**Exercise:** Exclude all pictures, then copy each of the records exactly as written.
━━━ Stored records ━━━
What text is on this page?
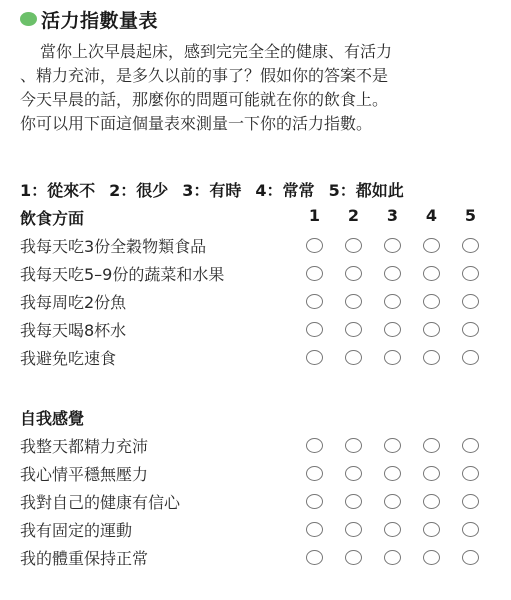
活力指數量表
當你上次早晨起床，感到完完全全的健康、有活力
、精力充沛，是多久以前的事了？假如你的答案不是
今天早晨的話，那麼你的問題可能就在你的飲食上。
你可以用下面這個量表來測量一下你的活力指數。
1：從來不 2：很少 3：有時 4：常常 5：都如此
飲食方面	1	2	3	4	5
我每天吃3份全穀物類食品
我每天吃5–9份的蔬菜和水果
我每周吃2份魚
我每天喝8杯水
我避免吃速食
自我感覺
我整天都精力充沛
我心情平穩無壓力
我對自己的健康有信心
我有固定的運動
我的體重保持正常
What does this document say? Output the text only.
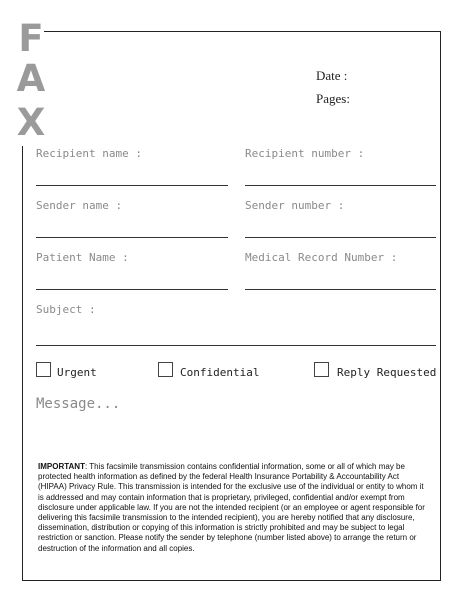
F
A
X
Date :
Pages:
Recipient name :	Recipient number :
Sender name :	Sender number :
Patient Name :	Medical Record Number :
Subject :
Urgent	Confidential	Reply Requested
Message...
IMPORTANT: This facsimile transmission contains confidential information, some or all of which may be protected health information as defined by the federal Health Insurance Portability & Accountability Act (HIPAA) Privacy Rule. This transmission is intended for the exclusive use of the individual or entity to whom it is addressed and may contain information that is proprietary, privileged, confidential and/or exempt from disclosure under applicable law. If you are not the intended recipient (or an employee or agent responsible for delivering this facsimile transmission to the intended recipient), you are hereby notified that any disclosure, dissemination, distribution or copying of this information is strictly prohibited and may be subject to legal restriction or sanction. Please notify the sender by telephone (number listed above) to arrange the return or destruction of the information and all copies.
━━━
**Result below:**
What text is on this page?
活力指數量表
當你上次早晨起床，感到完完全全的健康、有活力
、精力充沛，是多久以前的事了？假如你的答案不是
今天早晨的話，那麼你的問題可能就在你的飲食上。
你可以用下面這個量表來測量一下你的活力指數。
1：從來不 2：很少 3：有時 4：常常 5：都如此
飲食方面	1	2	3	4	5
我每天吃3份全穀物類食品
我每天吃5–9份的蔬菜和水果
我每周吃2份魚
我每天喝8杯水
我避免吃速食
自我感覺
我整天都精力充沛
我心情平穩無壓力
我對自己的健康有信心
我有固定的運動
我的體重保持正常
What does this document say? Output the text only.
F
A
X
Date :
Pages:
Recipient name :	Recipient number :
Sender name :	Sender number :
Patient Name :	Medical Record Number :
Subject :
Urgent	Confidential	Reply Requested
Message...
IMPORTANT: This facsimile transmission contains confidential information, some or all of which may be protected health information as defined by the federal Health Insurance Portability & Accountability Act (HIPAA) Privacy Rule. This transmission is intended for the exclusive use of the individual or entity to whom it is addressed and may contain information that is proprietary, privileged, confidential and/or exempt from disclosure under applicable law. If you are not the intended recipient (or an employee or agent responsible for delivering this facsimile transmission to the intended recipient), you are hereby notified that any disclosure, dissemination, distribution or copying of this information is strictly prohibited and may be subject to legal restriction or sanction. Please notify the sender by telephone (number listed above) to arrange the return or destruction of the information and all copies.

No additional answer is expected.